## [DIRECTION]
Set down the full listing exactly, character for character.

## [GIVEN RECORDS]
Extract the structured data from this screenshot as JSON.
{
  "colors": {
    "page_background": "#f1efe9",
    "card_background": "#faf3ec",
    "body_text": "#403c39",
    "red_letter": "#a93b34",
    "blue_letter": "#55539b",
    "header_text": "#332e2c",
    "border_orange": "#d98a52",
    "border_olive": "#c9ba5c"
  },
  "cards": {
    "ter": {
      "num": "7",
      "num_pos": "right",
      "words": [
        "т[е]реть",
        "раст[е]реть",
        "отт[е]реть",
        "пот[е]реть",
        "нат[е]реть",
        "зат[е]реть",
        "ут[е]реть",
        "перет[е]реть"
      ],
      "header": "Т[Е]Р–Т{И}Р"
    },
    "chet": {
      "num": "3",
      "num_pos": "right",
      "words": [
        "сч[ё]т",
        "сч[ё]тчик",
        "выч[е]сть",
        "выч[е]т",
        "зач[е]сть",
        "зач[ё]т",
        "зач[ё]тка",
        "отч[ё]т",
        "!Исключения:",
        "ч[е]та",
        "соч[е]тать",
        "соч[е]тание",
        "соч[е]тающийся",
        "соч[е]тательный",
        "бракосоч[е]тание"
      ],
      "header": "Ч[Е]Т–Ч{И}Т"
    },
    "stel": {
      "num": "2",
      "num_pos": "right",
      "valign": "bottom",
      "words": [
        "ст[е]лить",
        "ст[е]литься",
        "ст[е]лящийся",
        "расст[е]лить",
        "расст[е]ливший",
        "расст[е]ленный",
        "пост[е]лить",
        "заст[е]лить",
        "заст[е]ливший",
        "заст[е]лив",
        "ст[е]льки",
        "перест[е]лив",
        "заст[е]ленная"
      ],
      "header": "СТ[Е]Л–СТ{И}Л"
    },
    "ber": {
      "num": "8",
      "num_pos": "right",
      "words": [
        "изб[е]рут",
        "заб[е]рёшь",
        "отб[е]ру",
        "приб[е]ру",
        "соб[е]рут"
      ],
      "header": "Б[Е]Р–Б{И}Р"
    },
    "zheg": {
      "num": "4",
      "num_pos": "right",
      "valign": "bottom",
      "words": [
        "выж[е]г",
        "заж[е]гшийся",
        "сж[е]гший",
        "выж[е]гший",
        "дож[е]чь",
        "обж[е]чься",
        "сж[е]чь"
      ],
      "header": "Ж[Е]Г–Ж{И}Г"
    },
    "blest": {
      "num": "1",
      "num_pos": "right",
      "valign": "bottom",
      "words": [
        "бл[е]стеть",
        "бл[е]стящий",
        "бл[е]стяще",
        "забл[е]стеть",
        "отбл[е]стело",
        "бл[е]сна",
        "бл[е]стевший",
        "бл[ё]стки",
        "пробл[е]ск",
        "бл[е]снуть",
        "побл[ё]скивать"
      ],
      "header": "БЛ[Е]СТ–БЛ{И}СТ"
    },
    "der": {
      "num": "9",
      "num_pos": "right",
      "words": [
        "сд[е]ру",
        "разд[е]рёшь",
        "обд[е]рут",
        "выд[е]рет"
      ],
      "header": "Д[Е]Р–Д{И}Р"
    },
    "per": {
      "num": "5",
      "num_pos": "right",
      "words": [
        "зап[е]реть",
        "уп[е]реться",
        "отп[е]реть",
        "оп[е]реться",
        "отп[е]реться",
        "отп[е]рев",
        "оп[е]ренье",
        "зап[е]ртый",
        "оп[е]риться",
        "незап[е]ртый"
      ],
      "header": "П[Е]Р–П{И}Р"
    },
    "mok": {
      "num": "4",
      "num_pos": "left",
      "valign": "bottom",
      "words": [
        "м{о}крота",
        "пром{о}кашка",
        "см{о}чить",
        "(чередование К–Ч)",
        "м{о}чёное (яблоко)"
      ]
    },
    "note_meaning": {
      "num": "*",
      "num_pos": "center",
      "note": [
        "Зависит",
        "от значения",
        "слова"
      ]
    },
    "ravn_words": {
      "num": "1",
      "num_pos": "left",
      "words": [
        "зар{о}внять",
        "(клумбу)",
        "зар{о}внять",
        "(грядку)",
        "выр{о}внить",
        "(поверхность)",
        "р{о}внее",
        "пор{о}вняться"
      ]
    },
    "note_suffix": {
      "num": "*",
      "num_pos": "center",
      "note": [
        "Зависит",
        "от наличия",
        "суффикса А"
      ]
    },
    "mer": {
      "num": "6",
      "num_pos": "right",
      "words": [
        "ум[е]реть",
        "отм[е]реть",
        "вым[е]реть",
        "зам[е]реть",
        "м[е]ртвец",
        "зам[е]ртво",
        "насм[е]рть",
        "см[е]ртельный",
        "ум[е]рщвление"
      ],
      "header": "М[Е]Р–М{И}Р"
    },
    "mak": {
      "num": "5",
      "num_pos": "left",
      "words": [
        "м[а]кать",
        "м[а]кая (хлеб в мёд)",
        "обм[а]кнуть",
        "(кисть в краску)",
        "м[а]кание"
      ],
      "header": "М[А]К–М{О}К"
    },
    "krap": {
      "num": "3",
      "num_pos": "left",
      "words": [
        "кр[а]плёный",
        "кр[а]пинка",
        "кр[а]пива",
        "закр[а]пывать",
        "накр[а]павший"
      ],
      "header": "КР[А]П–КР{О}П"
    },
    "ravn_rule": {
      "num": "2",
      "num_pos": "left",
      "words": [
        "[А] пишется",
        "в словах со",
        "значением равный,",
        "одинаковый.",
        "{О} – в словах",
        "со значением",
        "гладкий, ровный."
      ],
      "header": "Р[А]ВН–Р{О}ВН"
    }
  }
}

## [RESPONSE FOR THIS EXERCISE]
Extract the structured data from this screenshot as JSON.
{
  "colors": {
    "page_background": "#f1efe9",
    "card_background": "#faf3ec",
    "body_text": "#403c39",
    "red_letter": "#a93b34",
    "blue_letter": "#55539b",
    "header_text": "#332e2c",
    "border_orange": "#d98a52",
    "border_olive": "#c9ba5c"
  },
  "cards": {
    "ter": {
      "num": "7",
      "num_pos": "right",
      "words": [
        "т[е]реть",
        "раст[е]реть",
        "отт[е]реть",
        "пот[е]реть",
        "нат[е]реть",
        "зат[е]реть",
        "ут[е]реть",
        "перет[е]реть"
      ],
      "header": "Т[Е]Р–Т{И}Р"
    },
    "chet": {
      "num": "3",
      "num_pos": "right",
      "words": [
        "сч[ё]т",
        "сч[ё]тчик",
        "выч[е]сть",
        "выч[е]т",
        "зач[е]сть",
        "зач[ё]т",
        "зач[ё]тка",
        "отч[ё]т",
        "!Исключения:",
        "ч[е]та",
        "соч[е]тать",
        "соч[е]тание",
        "соч[е]тающийся",
        "соч[е]тательный",
        "бракосоч[е]тание"
      ],
      "header": "Ч[Е]Т–Ч{И}Т"
    },
    "stel": {
      "num": "2",
      "num_pos": "right",
      "valign": "bottom",
      "words": [
        "ст[е]лить",
        "ст[е]литься",
        "ст[е]лящийся",
        "расст[е]лить",
        "расст[е]ливший",
        "расст[е]ленный",
        "пост[е]лить",
        "заст[е]лить",
        "заст[е]ливший",
        "заст[е]лив",
        "ст[е]льки",
        "перест[е]лив",
        "заст[е]ленная"
      ],
      "header": "СТ[Е]Л–СТ{И}Л"
    },
    "ber": {
      "num": "8",
      "num_pos": "right",
      "words": [
        "изб[е]рут",
        "заб[е]рёшь",
        "отб[е]ру",
        "приб[е]ру",
        "соб[е]рут"
      ],
      "header": "Б[Е]Р–Б{И}Р"
    },
    "zheg": {
      "num": "4",
      "num_pos": "right",
      "valign": "bottom",
      "words": [
        "выж[е]г",
        "заж[е]гшийся",
        "сж[е]гший",
        "выж[е]гший",
        "дож[е]чь",
        "обж[е]чься",
        "сж[е]чь"
      ],
      "header": "Ж[Е]Г–Ж{И}Г"
    },
    "blest": {
      "num": "1",
      "num_pos": "right",
      "valign": "bottom",
      "words": [
        "бл[е]стеть",
        "бл[е]стящий",
        "бл[е]стяще",
        "забл[е]стеть",
        "отбл[е]стело",
        "бл[е]сна",
        "бл[е]стевший",
        "бл[ё]стки",
        "пробл[е]ск",
        "бл[е]снуть",
        "побл[ё]скивать"
      ],
      "header": "БЛ[Е]СТ–БЛ{И}СТ"
    },
    "der": {
      "num": "9",
      "num_pos": "right",
      "words": [
        "сд[е]ру",
        "разд[е]рёшь",
        "обд[е]рут",
        "выд[е]рет"
      ],
      "header": "Д[Е]Р–Д{И}Р"
    },
    "per": {
      "num": "5",
      "num_pos": "right",
      "words": [
        "зап[е]реть",
        "уп[е]реться",
        "отп[е]реть",
        "оп[е]реться",
        "отп[е]реться",
        "отп[е]рев",
        "оп[е]ренье",
        "зап[е]ртый",
        "оп[е]риться",
        "незап[е]ртый"
      ],
      "header": "П[Е]Р–П{И}Р"
    },
    "mok": {
      "num": "4",
      "num_pos": "left",
      "valign": "bottom",
      "words": [
        "м{о}крота",
        "пром{о}кашка",
        "см{о}чить",
        "(чередование К–Ч)",
        "м{о}чёное (яблоко)"
      ]
    },
    "note_meaning": {
      "num": "*",
      "num_pos": "center",
      "note": [
        "Зависит",
        "от значения",
        "слова"
      ]
    },
    "ravn_words": {
      "num": "1",
      "num_pos": "left",
      "words": [
        "зар{о}внять",
        "(клумбу)",
        "зар{о}внять",
        "(грядку)",
        "выр{о}внить",
        "(поверхность)",
        "р{о}внее",
        "пор{о}вняться"
      ]
    },
    "note_suffix": {
      "num": "*",
      "num_pos": "center",
      "note": [
        "Зависит",
        "от наличия",
        "суффикса А"
      ]
    },
    "mer": {
      "num": "6",
      "num_pos": "right",
      "words": [
        "ум[е]реть",
        "отм[е]реть",
        "вым[е]реть",
        "зам[е]реть",
        "м[е]ртвец",
        "зам[е]ртво",
        "насм[е]рть",
        "см[е]ртельный",
        "ум[е]рщвление"
      ],
      "header": "М[Е]Р–М{И}Р"
    },
    "mak": {
      "num": "5",
      "num_pos": "left",
      "words": [
        "м[а]кать",
        "м[а]кая (хлеб в мёд)",
        "обм[а]кнуть",
        "(кисть в краску)",
        "м[а]кание"
      ],
      "header": "М[А]К–М{О}К"
    },
    "krap": {
      "num": "3",
      "num_pos": "left",
      "words": [
        "кр[а]плёный",
        "кр[а]пинка",
        "кр[а]пива",
        "закр[а]пывать",
        "накр[а]павший"
      ],
      "header": "КР[А]П–КР{О}П"
    },
    "ravn_rule": {
      "num": "2",
      "num_pos": "left",
      "words": [
        "[А] пишется",
        "в словах со",
        "значением равный,",
        "одинаковый.",
        "{О} – в словах",
        "со значением",
        "гладкий, ровный."
      ],
      "header": "Р[А]ВН–Р{О}ВН"
    }
  }
}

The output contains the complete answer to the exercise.